**TASK DESCRIPTION**
Make an exact copy of all the material below, apart from the pictures.

**RECORDS SUPPLIED**
• • • • •

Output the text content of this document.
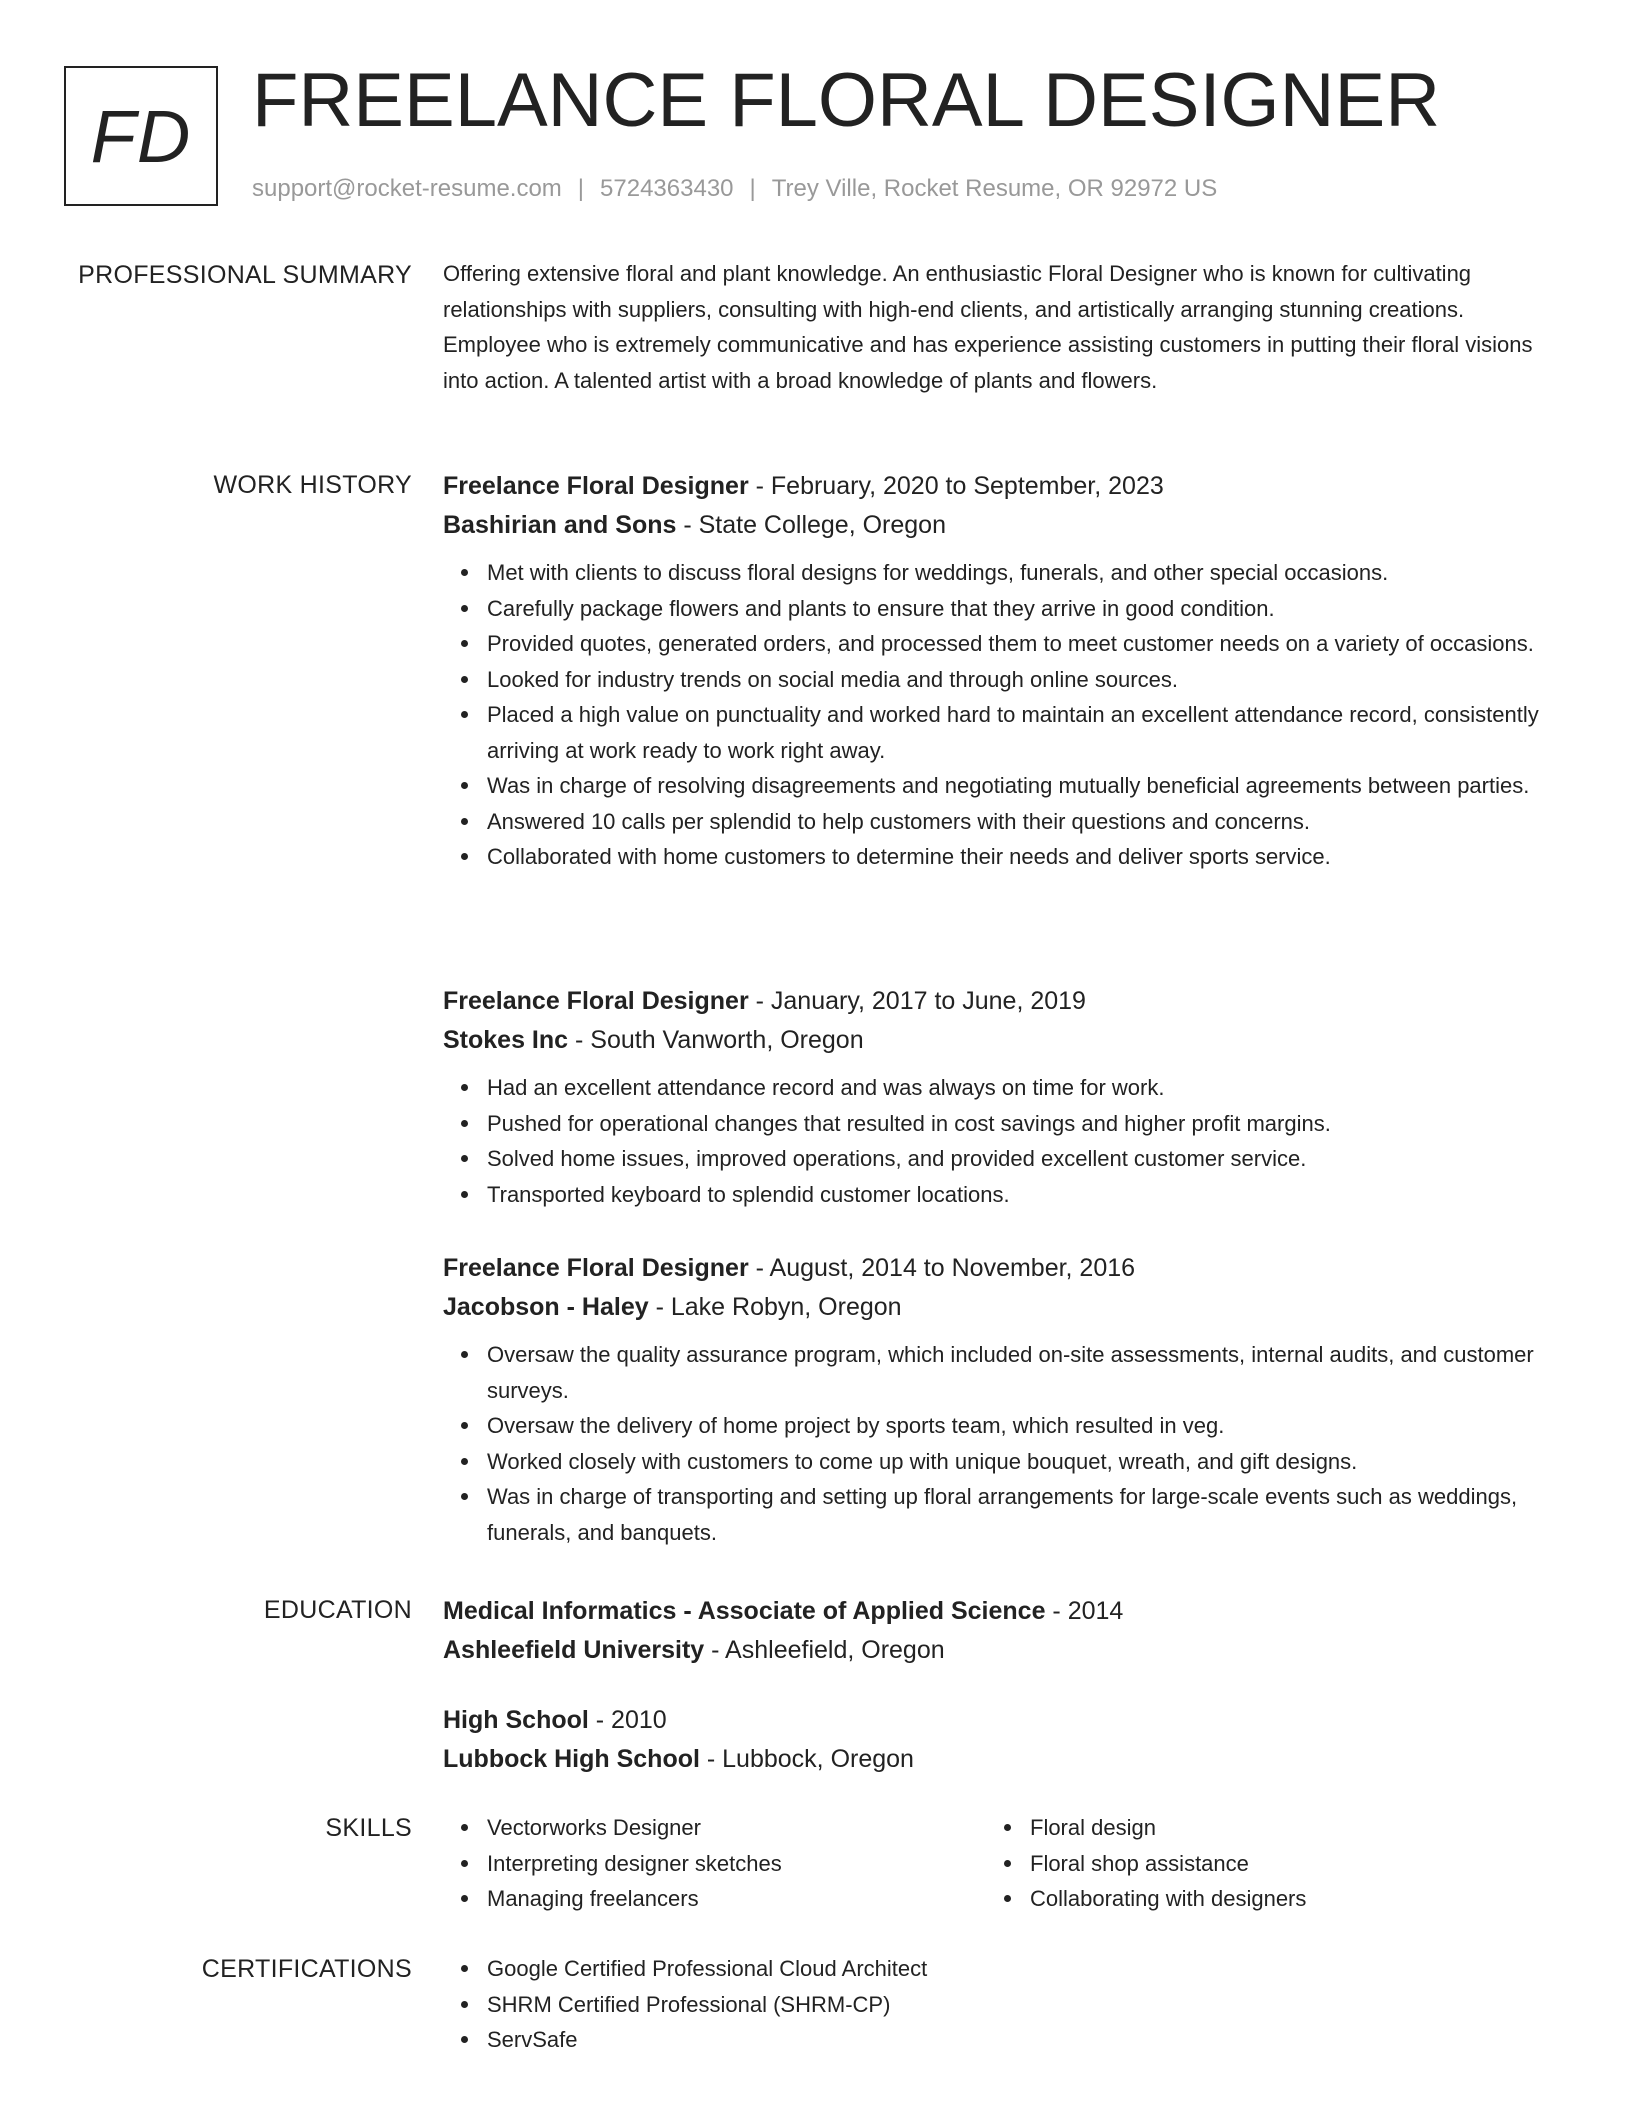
FD FREELANCE FLORAL DESIGNER
support@rocket-resume.com | 5724363430 | Trey Ville, Rocket Resume, OR 92972 US
PROFESSIONAL SUMMARY Offering extensive floral and plant knowledge. An enthusiastic Floral Designer who is known for cultivating relationships with suppliers, consulting with high-end clients, and artistically arranging stunning creations. Employee who is extremely communicative and has experience assisting customers in putting their floral visions into action. A talented artist with a broad knowledge of plants and flowers.

WORK HISTORY Freelance Floral Designer - February, 2020 to September, 2023
Bashirian and Sons - State College, Oregon
Met with clients to discuss floral designs for weddings, funerals, and other special occasions.
Carefully package flowers and plants to ensure that they arrive in good condition.
Provided quotes, generated orders, and processed them to meet customer needs on a variety of occasions.
Looked for industry trends on social media and through online sources.
Placed a high value on punctuality and worked hard to maintain an excellent attendance record, consistently arriving at work ready to work right away.
Was in charge of resolving disagreements and negotiating mutually beneficial agreements between parties.
Answered 10 calls per splendid to help customers with their questions and concerns.
Collaborated with home customers to determine their needs and deliver sports service.
Freelance Floral Designer - January, 2017 to June, 2019
Stokes Inc - South Vanworth, Oregon
Had an excellent attendance record and was always on time for work.
Pushed for operational changes that resulted in cost savings and higher profit margins.
Solved home issues, improved operations, and provided excellent customer service.
Transported keyboard to splendid customer locations.
Freelance Floral Designer - August, 2014 to November, 2016
Jacobson - Haley - Lake Robyn, Oregon
Oversaw the quality assurance program, which included on-site assessments, internal audits, and customer surveys.
Oversaw the delivery of home project by sports team, which resulted in veg.
Worked closely with customers to come up with unique bouquet, wreath, and gift designs.
Was in charge of transporting and setting up floral arrangements for large-scale events such as weddings, funerals, and banquets.
EDUCATION Medical Informatics - Associate of Applied Science - 2014
Ashleefield University - Ashleefield, Oregon
High School - 2010
Lubbock High School - Lubbock, Oregon
SKILLS	Vectorworks Designer
Interpreting designer sketches
Managing freelancers
Floral design
Floral shop assistance
Collaborating with designers
CERTIFICATIONS	Google Certified Professional Cloud Architect
SHRM Certified Professional (SHRM-CP)
ServSafe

• • • • •

**PROBLEM SOLUTION**
Output the text content of this document.
FD FREELANCE FLORAL DESIGNER
support@rocket-resume.com | 5724363430 | Trey Ville, Rocket Resume, OR 92972 US
PROFESSIONAL SUMMARY Offering extensive floral and plant knowledge. An enthusiastic Floral Designer who is known for cultivating relationships with suppliers, consulting with high-end clients, and artistically arranging stunning creations. Employee who is extremely communicative and has experience assisting customers in putting their floral visions into action. A talented artist with a broad knowledge of plants and flowers.

WORK HISTORY Freelance Floral Designer - February, 2020 to September, 2023
Bashirian and Sons - State College, Oregon
Met with clients to discuss floral designs for weddings, funerals, and other special occasions.
Carefully package flowers and plants to ensure that they arrive in good condition.
Provided quotes, generated orders, and processed them to meet customer needs on a variety of occasions.
Looked for industry trends on social media and through online sources.
Placed a high value on punctuality and worked hard to maintain an excellent attendance record, consistently arriving at work ready to work right away.
Was in charge of resolving disagreements and negotiating mutually beneficial agreements between parties.
Answered 10 calls per splendid to help customers with their questions and concerns.
Collaborated with home customers to determine their needs and deliver sports service.
Freelance Floral Designer - January, 2017 to June, 2019
Stokes Inc - South Vanworth, Oregon
Had an excellent attendance record and was always on time for work.
Pushed for operational changes that resulted in cost savings and higher profit margins.
Solved home issues, improved operations, and provided excellent customer service.
Transported keyboard to splendid customer locations.
Freelance Floral Designer - August, 2014 to November, 2016
Jacobson - Haley - Lake Robyn, Oregon
Oversaw the quality assurance program, which included on-site assessments, internal audits, and customer surveys.
Oversaw the delivery of home project by sports team, which resulted in veg.
Worked closely with customers to come up with unique bouquet, wreath, and gift designs.
Was in charge of transporting and setting up floral arrangements for large-scale events such as weddings, funerals, and banquets.
EDUCATION Medical Informatics - Associate of Applied Science - 2014
Ashleefield University - Ashleefield, Oregon
High School - 2010
Lubbock High School - Lubbock, Oregon
SKILLS	Vectorworks Designer
Interpreting designer sketches
Managing freelancers
Floral design
Floral shop assistance
Collaborating with designers
CERTIFICATIONS	Google Certified Professional Cloud Architect
SHRM Certified Professional (SHRM-CP)
ServSafe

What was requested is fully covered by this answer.